(Goal): In the records below, find each line containing the word "Total" and copy it.
** Begin Data lines **
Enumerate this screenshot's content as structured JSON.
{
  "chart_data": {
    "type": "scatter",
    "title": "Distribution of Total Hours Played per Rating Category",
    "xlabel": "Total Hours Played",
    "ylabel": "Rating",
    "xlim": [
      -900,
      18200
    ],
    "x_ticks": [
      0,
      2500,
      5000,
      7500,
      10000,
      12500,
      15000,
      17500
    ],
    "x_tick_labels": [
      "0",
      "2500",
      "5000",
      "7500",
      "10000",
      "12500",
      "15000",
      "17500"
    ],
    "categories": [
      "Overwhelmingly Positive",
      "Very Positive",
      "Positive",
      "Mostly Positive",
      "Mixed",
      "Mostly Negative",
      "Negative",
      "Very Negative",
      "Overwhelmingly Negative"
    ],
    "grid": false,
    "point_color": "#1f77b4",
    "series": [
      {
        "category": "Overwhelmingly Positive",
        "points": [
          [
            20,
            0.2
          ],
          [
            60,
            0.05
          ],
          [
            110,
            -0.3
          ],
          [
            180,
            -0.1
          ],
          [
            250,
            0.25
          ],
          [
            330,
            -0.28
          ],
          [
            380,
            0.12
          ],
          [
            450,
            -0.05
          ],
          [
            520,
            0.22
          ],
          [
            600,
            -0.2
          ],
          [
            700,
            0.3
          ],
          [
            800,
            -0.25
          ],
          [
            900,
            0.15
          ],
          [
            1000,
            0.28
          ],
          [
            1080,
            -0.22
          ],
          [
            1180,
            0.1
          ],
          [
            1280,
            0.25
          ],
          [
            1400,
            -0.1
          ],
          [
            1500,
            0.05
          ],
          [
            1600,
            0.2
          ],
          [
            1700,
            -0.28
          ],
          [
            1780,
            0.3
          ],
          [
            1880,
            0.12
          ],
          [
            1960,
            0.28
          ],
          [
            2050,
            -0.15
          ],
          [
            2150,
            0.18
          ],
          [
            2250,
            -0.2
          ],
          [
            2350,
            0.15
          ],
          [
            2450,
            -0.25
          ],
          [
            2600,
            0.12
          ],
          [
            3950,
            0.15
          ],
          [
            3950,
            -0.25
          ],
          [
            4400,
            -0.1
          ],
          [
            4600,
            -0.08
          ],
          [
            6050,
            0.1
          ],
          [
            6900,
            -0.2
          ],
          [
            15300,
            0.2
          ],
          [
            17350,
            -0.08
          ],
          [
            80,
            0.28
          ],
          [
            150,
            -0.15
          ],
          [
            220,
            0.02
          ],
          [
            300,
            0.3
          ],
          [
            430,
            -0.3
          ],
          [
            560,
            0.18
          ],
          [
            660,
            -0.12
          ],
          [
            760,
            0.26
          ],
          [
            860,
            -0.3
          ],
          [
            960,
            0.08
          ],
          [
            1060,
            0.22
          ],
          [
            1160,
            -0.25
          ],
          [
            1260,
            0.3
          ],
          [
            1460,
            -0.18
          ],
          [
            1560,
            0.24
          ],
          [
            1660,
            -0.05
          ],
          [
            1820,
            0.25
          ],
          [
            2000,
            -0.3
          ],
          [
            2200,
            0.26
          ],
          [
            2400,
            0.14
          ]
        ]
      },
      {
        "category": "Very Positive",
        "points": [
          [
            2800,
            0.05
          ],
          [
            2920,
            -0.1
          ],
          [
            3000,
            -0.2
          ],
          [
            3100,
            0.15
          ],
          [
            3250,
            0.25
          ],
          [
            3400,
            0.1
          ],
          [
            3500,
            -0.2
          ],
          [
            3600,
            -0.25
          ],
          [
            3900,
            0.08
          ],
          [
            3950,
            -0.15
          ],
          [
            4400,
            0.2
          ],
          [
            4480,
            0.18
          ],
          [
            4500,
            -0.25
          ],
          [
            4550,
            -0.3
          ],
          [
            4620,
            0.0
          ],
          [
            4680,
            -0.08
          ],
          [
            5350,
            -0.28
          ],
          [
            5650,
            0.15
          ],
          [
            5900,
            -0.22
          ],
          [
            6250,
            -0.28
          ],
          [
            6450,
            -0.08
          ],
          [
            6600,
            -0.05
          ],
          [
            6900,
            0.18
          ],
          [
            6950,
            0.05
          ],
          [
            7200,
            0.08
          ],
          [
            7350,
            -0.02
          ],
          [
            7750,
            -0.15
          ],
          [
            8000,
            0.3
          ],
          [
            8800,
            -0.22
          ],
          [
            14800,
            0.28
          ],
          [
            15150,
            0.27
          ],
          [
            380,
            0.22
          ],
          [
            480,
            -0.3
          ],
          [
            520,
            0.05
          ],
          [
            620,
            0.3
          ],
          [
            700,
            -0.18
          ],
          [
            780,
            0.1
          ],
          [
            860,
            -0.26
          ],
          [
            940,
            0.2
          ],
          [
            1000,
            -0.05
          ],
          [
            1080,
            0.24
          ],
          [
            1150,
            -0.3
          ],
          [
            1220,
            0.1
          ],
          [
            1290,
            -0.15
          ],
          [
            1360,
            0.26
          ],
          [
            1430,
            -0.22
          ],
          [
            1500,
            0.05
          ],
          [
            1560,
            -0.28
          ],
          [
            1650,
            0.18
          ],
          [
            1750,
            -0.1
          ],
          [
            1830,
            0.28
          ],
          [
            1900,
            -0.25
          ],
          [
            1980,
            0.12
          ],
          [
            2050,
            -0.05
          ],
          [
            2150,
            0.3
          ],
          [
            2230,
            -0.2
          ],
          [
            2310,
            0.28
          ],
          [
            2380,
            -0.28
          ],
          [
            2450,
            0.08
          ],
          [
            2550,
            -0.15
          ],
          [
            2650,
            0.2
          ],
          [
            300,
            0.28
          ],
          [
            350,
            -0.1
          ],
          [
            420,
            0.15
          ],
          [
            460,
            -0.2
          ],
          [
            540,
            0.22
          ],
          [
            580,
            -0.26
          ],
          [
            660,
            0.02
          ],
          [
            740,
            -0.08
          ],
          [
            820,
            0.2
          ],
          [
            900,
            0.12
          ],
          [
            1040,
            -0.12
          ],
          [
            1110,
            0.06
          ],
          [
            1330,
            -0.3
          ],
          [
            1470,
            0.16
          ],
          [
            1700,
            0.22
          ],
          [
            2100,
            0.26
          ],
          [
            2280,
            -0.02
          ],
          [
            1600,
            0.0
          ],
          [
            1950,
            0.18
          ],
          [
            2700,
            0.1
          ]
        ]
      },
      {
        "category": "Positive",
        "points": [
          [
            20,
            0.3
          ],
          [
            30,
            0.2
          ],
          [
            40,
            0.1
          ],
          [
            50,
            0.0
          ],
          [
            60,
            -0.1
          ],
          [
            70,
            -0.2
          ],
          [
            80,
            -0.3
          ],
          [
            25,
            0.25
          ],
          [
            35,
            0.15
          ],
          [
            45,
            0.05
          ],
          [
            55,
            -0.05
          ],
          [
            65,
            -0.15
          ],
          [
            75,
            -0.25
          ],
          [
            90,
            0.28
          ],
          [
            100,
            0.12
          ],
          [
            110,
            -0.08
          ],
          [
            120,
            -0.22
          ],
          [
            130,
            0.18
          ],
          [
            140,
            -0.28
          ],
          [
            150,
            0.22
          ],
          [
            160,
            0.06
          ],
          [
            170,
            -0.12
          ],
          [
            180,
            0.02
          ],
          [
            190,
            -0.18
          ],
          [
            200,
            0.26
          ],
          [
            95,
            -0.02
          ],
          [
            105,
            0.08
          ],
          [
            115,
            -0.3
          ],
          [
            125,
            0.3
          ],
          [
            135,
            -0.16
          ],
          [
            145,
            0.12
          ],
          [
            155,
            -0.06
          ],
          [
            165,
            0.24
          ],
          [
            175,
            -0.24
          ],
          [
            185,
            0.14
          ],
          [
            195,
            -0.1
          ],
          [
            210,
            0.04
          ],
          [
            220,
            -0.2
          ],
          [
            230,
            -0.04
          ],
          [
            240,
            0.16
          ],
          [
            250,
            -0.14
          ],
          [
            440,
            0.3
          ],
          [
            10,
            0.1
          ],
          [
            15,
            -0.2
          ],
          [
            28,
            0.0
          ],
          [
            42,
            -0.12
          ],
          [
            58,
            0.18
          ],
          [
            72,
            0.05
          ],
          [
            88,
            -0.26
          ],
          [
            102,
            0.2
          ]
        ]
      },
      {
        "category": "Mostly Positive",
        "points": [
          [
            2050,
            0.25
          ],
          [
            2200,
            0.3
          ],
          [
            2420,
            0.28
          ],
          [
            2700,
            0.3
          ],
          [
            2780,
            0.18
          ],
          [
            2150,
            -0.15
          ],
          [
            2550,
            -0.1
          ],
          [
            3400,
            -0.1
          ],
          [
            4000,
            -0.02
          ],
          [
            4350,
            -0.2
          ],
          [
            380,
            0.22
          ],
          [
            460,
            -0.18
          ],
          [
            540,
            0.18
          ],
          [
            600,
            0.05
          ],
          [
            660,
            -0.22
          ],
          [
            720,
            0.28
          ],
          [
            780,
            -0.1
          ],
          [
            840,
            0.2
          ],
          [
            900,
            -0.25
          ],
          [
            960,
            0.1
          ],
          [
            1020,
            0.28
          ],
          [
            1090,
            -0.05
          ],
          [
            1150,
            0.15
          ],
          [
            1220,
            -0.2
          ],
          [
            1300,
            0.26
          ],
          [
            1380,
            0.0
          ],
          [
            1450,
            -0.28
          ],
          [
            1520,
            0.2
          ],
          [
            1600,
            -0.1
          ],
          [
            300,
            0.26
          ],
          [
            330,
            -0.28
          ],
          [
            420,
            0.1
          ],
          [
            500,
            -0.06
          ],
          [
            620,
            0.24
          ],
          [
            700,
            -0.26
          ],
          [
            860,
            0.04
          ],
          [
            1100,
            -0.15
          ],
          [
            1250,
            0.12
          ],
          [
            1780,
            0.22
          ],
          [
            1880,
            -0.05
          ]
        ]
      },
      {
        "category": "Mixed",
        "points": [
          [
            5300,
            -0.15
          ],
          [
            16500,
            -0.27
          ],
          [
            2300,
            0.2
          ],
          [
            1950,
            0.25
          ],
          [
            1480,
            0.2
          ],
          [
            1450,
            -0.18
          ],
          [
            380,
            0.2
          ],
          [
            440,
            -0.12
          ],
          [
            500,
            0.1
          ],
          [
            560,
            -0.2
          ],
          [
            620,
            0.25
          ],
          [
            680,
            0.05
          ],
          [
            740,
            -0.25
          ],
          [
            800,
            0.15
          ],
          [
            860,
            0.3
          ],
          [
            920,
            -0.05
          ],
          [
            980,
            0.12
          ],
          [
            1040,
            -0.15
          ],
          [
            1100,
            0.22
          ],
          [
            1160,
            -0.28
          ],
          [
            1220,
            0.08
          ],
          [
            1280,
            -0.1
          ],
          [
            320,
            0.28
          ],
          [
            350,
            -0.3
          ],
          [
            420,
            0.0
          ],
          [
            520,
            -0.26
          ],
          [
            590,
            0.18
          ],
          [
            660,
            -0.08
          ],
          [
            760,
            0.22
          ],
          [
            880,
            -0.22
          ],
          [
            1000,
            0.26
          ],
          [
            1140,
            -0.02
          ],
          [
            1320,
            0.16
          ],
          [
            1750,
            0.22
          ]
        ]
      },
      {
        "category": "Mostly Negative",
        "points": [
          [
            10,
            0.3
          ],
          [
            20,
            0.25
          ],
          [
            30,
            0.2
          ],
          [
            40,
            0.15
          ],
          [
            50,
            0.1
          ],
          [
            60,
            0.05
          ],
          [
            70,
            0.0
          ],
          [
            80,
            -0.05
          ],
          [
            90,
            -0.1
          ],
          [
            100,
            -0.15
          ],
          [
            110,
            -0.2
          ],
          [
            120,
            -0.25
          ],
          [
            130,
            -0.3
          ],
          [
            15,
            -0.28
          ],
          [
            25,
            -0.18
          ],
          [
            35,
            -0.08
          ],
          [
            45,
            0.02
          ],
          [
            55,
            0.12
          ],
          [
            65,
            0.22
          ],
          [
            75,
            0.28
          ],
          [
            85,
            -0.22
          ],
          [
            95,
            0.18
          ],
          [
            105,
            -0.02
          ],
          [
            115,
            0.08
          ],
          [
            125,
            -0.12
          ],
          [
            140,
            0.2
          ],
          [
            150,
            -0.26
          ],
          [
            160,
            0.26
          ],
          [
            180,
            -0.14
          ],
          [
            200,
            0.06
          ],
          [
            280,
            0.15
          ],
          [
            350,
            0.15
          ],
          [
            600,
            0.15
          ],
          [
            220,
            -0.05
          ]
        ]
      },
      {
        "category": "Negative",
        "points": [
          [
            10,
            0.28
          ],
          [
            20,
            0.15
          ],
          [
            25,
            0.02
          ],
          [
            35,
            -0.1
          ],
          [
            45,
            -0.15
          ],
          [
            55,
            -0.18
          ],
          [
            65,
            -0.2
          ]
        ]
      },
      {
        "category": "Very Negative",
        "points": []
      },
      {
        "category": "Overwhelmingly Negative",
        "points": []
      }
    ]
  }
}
** End Data lines **
(Result of this exercise):
    "title": "Distribution of Total Hours Played per Rating Category",
    "xlabel": "Total Hours Played",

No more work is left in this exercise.